▶ _Task prompt_
Copy every record below exactly as it appears.

[Stored data entries]
*****

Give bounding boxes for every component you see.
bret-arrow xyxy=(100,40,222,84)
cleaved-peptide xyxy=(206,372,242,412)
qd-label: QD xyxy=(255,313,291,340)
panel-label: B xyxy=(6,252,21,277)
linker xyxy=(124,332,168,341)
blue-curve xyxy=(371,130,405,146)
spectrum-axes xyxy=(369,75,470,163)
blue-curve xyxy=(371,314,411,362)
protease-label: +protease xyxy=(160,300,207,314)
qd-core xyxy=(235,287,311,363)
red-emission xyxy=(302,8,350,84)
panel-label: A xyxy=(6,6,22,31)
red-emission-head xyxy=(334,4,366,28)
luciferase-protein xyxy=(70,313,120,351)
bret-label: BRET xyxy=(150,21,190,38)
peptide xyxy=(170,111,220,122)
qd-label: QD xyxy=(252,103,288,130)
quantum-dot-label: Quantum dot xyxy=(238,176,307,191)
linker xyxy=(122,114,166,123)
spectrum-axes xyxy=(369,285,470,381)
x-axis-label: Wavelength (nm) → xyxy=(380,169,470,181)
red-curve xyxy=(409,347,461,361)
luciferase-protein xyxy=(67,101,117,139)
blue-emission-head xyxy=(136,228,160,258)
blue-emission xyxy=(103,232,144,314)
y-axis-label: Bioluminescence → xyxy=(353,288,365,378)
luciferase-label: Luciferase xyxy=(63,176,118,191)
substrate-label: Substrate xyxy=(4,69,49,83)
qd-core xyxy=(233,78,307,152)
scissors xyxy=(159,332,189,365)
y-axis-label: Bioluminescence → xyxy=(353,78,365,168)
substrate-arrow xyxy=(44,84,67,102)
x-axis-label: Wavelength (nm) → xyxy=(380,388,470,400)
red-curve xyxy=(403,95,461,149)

*****

▶ _Task solution_
Give bounding boxes for every component you see.
bret-arrow xyxy=(100,40,222,84)
cleaved-peptide xyxy=(206,372,242,412)
qd-label: QD xyxy=(255,313,291,340)
panel-label: B xyxy=(6,252,21,277)
linker xyxy=(124,332,168,341)
blue-curve xyxy=(371,130,405,146)
spectrum-axes xyxy=(369,75,470,163)
blue-curve xyxy=(371,314,411,362)
protease-label: +protease xyxy=(160,300,207,314)
qd-core xyxy=(235,287,311,363)
red-emission xyxy=(302,8,350,84)
panel-label: A xyxy=(6,6,22,31)
red-emission-head xyxy=(334,4,366,28)
luciferase-protein xyxy=(70,313,120,351)
bret-label: BRET xyxy=(150,21,190,38)
peptide xyxy=(170,111,220,122)
qd-label: QD xyxy=(252,103,288,130)
quantum-dot-label: Quantum dot xyxy=(238,176,307,191)
linker xyxy=(122,114,166,123)
spectrum-axes xyxy=(369,285,470,381)
x-axis-label: Wavelength (nm) → xyxy=(380,169,470,181)
red-curve xyxy=(409,347,461,361)
luciferase-protein xyxy=(67,101,117,139)
blue-emission-head xyxy=(136,228,160,258)
blue-emission xyxy=(103,232,144,314)
y-axis-label: Bioluminescence → xyxy=(353,288,365,378)
luciferase-label: Luciferase xyxy=(63,176,118,191)
substrate-label: Substrate xyxy=(4,69,49,83)
qd-core xyxy=(233,78,307,152)
scissors xyxy=(159,332,189,365)
y-axis-label: Bioluminescence → xyxy=(353,78,365,168)
substrate-arrow xyxy=(44,84,67,102)
x-axis-label: Wavelength (nm) → xyxy=(380,388,470,400)
red-curve xyxy=(403,95,461,149)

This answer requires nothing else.